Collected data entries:
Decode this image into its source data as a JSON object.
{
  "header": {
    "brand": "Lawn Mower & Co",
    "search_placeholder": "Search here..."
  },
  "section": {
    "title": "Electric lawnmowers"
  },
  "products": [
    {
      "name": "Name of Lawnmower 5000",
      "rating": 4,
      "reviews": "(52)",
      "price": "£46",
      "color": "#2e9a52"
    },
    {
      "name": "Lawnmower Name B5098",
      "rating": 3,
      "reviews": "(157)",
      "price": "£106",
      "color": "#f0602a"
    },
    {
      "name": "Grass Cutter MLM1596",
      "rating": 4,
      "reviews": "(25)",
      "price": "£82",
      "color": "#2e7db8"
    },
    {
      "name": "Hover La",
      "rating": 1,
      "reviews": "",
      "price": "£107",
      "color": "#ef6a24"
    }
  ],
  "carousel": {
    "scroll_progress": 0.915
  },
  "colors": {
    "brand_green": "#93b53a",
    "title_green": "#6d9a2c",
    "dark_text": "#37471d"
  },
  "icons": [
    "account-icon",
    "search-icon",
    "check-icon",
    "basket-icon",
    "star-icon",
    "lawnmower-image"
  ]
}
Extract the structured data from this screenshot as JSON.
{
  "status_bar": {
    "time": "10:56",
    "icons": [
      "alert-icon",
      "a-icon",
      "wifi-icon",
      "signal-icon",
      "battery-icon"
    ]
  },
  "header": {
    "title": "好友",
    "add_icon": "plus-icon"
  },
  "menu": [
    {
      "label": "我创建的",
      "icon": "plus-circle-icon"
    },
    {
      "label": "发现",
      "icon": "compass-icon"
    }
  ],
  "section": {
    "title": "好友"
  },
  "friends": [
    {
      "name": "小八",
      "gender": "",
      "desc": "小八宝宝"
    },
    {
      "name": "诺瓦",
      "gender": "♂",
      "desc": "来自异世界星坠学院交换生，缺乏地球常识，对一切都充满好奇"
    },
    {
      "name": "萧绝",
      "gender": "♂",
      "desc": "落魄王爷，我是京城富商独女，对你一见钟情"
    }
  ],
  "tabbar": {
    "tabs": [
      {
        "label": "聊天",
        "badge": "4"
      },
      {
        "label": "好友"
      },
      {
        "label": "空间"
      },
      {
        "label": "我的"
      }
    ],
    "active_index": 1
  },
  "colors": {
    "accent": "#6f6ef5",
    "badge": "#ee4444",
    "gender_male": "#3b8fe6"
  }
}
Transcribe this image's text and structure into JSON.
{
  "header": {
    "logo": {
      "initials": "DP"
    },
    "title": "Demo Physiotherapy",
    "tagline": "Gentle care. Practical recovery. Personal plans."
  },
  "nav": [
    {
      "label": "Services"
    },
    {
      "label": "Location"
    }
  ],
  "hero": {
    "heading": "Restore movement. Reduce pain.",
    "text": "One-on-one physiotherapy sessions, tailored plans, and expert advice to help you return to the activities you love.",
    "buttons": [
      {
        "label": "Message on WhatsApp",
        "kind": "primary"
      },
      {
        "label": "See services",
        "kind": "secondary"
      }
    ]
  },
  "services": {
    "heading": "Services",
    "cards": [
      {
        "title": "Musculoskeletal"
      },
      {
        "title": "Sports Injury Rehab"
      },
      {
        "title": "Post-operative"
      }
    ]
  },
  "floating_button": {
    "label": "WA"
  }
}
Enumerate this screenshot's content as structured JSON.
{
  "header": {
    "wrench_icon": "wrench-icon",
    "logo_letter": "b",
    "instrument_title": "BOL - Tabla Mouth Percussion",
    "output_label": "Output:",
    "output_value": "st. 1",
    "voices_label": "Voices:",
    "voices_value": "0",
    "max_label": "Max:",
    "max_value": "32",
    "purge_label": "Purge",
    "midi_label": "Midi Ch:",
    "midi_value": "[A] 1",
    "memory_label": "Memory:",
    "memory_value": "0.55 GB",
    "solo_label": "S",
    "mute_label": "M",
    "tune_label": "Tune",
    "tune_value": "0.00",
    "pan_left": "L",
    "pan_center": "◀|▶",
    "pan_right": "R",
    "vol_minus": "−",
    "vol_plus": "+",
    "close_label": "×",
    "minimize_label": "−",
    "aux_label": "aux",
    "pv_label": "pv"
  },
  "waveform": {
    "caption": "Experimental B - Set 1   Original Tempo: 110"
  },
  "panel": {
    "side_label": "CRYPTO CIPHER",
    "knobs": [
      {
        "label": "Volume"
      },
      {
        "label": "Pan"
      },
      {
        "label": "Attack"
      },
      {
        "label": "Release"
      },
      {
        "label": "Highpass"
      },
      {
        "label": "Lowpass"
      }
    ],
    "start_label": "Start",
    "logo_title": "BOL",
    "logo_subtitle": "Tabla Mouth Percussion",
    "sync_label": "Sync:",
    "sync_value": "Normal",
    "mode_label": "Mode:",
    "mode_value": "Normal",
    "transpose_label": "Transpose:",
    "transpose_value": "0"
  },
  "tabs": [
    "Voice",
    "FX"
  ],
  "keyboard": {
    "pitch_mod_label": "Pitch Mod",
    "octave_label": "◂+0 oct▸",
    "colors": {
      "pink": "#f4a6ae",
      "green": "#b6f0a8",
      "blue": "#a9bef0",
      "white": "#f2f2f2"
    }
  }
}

** GIVEN TASK **
Type out the whole listing above again, exactly as it stands.

** SOLVED PROBLEM **
Decode this image into its source data as a JSON object.
{
  "header": {
    "brand": "Lawn Mower & Co",
    "search_placeholder": "Search here..."
  },
  "section": {
    "title": "Electric lawnmowers"
  },
  "products": [
    {
      "name": "Name of Lawnmower 5000",
      "rating": 4,
      "reviews": "(52)",
      "price": "£46",
      "color": "#2e9a52"
    },
    {
      "name": "Lawnmower Name B5098",
      "rating": 3,
      "reviews": "(157)",
      "price": "£106",
      "color": "#f0602a"
    },
    {
      "name": "Grass Cutter MLM1596",
      "rating": 4,
      "reviews": "(25)",
      "price": "£82",
      "color": "#2e7db8"
    },
    {
      "name": "Hover La",
      "rating": 1,
      "reviews": "",
      "price": "£107",
      "color": "#ef6a24"
    }
  ],
  "carousel": {
    "scroll_progress": 0.915
  },
  "colors": {
    "brand_green": "#93b53a",
    "title_green": "#6d9a2c",
    "dark_text": "#37471d"
  },
  "icons": [
    "account-icon",
    "search-icon",
    "check-icon",
    "basket-icon",
    "star-icon",
    "lawnmower-image"
  ]
}
Extract the structured data from this screenshot as JSON.
{
  "status_bar": {
    "time": "10:56",
    "icons": [
      "alert-icon",
      "a-icon",
      "wifi-icon",
      "signal-icon",
      "battery-icon"
    ]
  },
  "header": {
    "title": "好友",
    "add_icon": "plus-icon"
  },
  "menu": [
    {
      "label": "我创建的",
      "icon": "plus-circle-icon"
    },
    {
      "label": "发现",
      "icon": "compass-icon"
    }
  ],
  "section": {
    "title": "好友"
  },
  "friends": [
    {
      "name": "小八",
      "gender": "",
      "desc": "小八宝宝"
    },
    {
      "name": "诺瓦",
      "gender": "♂",
      "desc": "来自异世界星坠学院交换生，缺乏地球常识，对一切都充满好奇"
    },
    {
      "name": "萧绝",
      "gender": "♂",
      "desc": "落魄王爷，我是京城富商独女，对你一见钟情"
    }
  ],
  "tabbar": {
    "tabs": [
      {
        "label": "聊天",
        "badge": "4"
      },
      {
        "label": "好友"
      },
      {
        "label": "空间"
      },
      {
        "label": "我的"
      }
    ],
    "active_index": 1
  },
  "colors": {
    "accent": "#6f6ef5",
    "badge": "#ee4444",
    "gender_male": "#3b8fe6"
  }
}
Transcribe this image's text and structure into JSON.
{
  "header": {
    "logo": {
      "initials": "DP"
    },
    "title": "Demo Physiotherapy",
    "tagline": "Gentle care. Practical recovery. Personal plans."
  },
  "nav": [
    {
      "label": "Services"
    },
    {
      "label": "Location"
    }
  ],
  "hero": {
    "heading": "Restore movement. Reduce pain.",
    "text": "One-on-one physiotherapy sessions, tailored plans, and expert advice to help you return to the activities you love.",
    "buttons": [
      {
        "label": "Message on WhatsApp",
        "kind": "primary"
      },
      {
        "label": "See services",
        "kind": "secondary"
      }
    ]
  },
  "services": {
    "heading": "Services",
    "cards": [
      {
        "title": "Musculoskeletal"
      },
      {
        "title": "Sports Injury Rehab"
      },
      {
        "title": "Post-operative"
      }
    ]
  },
  "floating_button": {
    "label": "WA"
  }
}
Enumerate this screenshot's content as structured JSON.
{
  "header": {
    "wrench_icon": "wrench-icon",
    "logo_letter": "b",
    "instrument_title": "BOL - Tabla Mouth Percussion",
    "output_label": "Output:",
    "output_value": "st. 1",
    "voices_label": "Voices:",
    "voices_value": "0",
    "max_label": "Max:",
    "max_value": "32",
    "purge_label": "Purge",
    "midi_label": "Midi Ch:",
    "midi_value": "[A] 1",
    "memory_label": "Memory:",
    "memory_value": "0.55 GB",
    "solo_label": "S",
    "mute_label": "M",
    "tune_label": "Tune",
    "tune_value": "0.00",
    "pan_left": "L",
    "pan_center": "◀|▶",
    "pan_right": "R",
    "vol_minus": "−",
    "vol_plus": "+",
    "close_label": "×",
    "minimize_label": "−",
    "aux_label": "aux",
    "pv_label": "pv"
  },
  "waveform": {
    "caption": "Experimental B - Set 1   Original Tempo: 110"
  },
  "panel": {
    "side_label": "CRYPTO CIPHER",
    "knobs": [
      {
        "label": "Volume"
      },
      {
        "label": "Pan"
      },
      {
        "label": "Attack"
      },
      {
        "label": "Release"
      },
      {
        "label": "Highpass"
      },
      {
        "label": "Lowpass"
      }
    ],
    "start_label": "Start",
    "logo_title": "BOL",
    "logo_subtitle": "Tabla Mouth Percussion",
    "sync_label": "Sync:",
    "sync_value": "Normal",
    "mode_label": "Mode:",
    "mode_value": "Normal",
    "transpose_label": "Transpose:",
    "transpose_value": "0"
  },
  "tabs": [
    "Voice",
    "FX"
  ],
  "keyboard": {
    "pitch_mod_label": "Pitch Mod",
    "octave_label": "◂+0 oct▸",
    "colors": {
      "pink": "#f4a6ae",
      "green": "#b6f0a8",
      "blue": "#a9bef0",
      "white": "#f2f2f2"
    }
  }
}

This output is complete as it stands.